Goal
Scan the data below. Pull out each line where "letter" occurs.

== == ==

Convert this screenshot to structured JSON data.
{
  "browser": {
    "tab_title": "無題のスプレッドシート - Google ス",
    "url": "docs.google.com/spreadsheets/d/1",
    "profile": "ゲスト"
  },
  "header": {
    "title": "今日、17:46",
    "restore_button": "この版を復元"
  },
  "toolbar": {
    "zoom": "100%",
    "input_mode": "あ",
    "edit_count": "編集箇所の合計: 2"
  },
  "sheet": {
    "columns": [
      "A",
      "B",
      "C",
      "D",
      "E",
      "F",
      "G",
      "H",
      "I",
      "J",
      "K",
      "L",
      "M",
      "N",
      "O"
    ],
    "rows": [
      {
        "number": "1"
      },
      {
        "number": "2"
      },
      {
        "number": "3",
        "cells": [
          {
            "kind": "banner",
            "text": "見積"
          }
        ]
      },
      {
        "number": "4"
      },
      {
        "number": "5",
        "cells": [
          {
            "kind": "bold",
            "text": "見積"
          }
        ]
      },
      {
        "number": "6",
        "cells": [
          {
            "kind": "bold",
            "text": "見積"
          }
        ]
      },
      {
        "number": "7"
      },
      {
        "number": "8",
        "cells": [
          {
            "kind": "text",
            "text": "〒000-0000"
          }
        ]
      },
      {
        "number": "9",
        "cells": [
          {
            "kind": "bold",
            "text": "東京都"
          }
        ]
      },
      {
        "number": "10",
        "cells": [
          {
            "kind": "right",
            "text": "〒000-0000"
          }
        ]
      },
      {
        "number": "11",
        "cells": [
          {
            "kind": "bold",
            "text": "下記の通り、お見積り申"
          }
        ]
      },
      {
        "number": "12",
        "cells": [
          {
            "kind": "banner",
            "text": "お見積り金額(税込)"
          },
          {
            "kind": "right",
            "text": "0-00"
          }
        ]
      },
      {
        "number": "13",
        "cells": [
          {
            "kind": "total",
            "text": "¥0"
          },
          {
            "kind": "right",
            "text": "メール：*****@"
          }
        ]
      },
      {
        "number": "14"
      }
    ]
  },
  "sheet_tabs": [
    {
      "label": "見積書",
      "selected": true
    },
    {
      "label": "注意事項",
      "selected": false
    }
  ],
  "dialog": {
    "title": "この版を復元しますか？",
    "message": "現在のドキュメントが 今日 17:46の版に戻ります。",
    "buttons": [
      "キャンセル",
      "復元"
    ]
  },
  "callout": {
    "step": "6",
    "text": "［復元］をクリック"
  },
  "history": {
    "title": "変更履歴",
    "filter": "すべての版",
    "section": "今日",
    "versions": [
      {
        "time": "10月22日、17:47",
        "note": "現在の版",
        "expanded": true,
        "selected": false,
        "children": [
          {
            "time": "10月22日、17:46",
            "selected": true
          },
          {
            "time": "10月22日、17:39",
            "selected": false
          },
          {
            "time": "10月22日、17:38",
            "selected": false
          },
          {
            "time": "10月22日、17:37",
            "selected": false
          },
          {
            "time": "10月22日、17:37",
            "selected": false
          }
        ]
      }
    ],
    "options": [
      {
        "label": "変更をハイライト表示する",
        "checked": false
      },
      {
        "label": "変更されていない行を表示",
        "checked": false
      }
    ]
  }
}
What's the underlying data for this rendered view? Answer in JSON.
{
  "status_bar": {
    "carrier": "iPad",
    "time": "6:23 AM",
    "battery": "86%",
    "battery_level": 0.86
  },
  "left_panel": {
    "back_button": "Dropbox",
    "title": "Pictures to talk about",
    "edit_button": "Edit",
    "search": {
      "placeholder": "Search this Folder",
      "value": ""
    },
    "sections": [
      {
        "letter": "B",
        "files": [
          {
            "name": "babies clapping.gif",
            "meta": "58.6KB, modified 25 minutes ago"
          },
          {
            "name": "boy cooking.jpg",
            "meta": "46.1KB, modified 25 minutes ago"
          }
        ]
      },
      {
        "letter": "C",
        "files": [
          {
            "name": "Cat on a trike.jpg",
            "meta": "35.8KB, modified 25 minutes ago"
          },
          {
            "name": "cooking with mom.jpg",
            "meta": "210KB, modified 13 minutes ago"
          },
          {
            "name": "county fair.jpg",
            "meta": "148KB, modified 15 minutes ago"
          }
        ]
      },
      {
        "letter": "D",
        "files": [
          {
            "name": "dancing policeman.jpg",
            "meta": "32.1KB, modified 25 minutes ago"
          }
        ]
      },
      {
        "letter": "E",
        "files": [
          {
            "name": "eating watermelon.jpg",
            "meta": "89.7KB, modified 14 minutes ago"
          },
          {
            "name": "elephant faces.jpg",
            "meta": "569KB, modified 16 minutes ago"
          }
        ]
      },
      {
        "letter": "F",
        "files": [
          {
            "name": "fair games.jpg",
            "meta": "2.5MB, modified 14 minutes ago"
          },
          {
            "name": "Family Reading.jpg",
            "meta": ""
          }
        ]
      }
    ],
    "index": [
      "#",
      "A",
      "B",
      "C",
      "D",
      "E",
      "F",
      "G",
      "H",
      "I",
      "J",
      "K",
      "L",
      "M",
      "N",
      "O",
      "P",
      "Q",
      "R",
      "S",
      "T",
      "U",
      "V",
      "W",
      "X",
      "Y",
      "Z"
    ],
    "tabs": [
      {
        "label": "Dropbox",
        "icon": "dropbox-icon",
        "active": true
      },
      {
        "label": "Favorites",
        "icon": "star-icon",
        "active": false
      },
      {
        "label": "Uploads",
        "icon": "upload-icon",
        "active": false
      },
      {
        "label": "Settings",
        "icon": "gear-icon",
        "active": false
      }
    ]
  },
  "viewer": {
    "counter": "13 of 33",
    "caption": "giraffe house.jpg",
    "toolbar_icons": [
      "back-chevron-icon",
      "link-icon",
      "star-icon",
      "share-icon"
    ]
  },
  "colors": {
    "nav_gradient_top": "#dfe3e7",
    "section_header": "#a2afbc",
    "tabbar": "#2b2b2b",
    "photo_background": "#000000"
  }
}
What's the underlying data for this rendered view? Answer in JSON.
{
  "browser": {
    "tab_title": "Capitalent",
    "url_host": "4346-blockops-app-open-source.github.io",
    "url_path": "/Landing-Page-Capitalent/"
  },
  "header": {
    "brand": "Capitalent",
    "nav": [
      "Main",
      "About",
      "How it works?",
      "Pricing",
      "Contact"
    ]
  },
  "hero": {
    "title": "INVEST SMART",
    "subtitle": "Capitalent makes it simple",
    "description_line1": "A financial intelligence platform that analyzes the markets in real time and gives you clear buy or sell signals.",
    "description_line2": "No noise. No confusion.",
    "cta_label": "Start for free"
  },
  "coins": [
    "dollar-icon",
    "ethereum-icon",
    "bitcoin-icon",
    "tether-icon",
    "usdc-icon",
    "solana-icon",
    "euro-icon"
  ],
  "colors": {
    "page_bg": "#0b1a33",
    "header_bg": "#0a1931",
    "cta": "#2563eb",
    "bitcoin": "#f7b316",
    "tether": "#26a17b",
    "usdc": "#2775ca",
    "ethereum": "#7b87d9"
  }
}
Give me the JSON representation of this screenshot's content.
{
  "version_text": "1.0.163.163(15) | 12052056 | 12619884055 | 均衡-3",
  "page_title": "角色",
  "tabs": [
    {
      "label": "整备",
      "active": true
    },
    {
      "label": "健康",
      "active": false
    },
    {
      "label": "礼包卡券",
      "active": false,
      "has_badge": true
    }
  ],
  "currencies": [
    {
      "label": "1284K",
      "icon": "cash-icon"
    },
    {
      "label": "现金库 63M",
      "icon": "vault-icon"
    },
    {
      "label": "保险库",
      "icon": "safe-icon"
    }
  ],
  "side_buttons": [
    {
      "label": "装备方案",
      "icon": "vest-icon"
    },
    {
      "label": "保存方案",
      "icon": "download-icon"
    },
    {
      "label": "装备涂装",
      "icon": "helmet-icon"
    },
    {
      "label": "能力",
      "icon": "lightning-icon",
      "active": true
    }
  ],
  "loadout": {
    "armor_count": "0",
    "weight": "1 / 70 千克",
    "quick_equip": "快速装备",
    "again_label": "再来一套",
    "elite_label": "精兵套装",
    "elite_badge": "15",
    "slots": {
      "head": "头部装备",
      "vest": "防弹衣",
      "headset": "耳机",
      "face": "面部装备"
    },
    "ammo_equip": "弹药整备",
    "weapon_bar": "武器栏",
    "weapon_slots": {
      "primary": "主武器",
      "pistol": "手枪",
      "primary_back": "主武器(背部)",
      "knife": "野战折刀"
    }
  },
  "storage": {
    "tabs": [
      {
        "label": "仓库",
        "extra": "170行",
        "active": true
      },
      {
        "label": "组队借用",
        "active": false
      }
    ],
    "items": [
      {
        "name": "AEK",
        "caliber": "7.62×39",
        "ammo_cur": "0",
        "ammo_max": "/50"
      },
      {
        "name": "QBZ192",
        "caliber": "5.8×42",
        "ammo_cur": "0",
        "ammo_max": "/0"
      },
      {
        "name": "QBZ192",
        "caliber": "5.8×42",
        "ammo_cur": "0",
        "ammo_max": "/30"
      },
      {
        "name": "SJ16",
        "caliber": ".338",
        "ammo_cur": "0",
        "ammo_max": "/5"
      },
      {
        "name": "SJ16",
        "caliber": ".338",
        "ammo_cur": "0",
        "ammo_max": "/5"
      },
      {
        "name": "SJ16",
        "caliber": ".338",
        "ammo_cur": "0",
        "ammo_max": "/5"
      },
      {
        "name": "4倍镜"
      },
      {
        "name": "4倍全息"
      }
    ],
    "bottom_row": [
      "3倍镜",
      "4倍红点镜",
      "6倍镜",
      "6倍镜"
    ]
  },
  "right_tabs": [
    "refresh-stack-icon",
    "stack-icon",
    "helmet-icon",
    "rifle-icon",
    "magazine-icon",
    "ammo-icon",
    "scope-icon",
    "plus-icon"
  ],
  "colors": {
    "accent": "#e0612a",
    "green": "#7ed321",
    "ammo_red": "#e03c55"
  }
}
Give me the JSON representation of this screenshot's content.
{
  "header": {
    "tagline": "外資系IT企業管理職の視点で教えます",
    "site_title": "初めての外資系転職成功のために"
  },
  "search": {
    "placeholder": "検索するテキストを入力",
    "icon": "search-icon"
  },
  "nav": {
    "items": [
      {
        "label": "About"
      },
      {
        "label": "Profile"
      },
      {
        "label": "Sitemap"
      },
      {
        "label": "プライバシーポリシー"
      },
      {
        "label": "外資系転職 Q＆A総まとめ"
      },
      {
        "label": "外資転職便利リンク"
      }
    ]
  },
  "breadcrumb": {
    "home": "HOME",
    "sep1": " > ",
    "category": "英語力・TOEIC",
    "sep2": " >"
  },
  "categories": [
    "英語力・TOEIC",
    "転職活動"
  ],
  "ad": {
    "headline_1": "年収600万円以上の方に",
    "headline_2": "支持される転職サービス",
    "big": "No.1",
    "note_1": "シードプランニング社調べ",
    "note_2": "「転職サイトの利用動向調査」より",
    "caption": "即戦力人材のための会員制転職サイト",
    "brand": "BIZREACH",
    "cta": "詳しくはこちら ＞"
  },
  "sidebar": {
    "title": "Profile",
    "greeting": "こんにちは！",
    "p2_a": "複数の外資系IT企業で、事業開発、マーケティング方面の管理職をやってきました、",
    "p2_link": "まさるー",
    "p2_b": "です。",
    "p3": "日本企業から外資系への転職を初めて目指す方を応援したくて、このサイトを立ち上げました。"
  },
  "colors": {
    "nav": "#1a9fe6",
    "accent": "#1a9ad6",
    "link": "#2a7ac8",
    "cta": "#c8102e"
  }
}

== == ==

Solution for this problem
        "letter": "B",
        "letter": "C",
        "letter": "D",
        "letter": "E",
        "letter": "F",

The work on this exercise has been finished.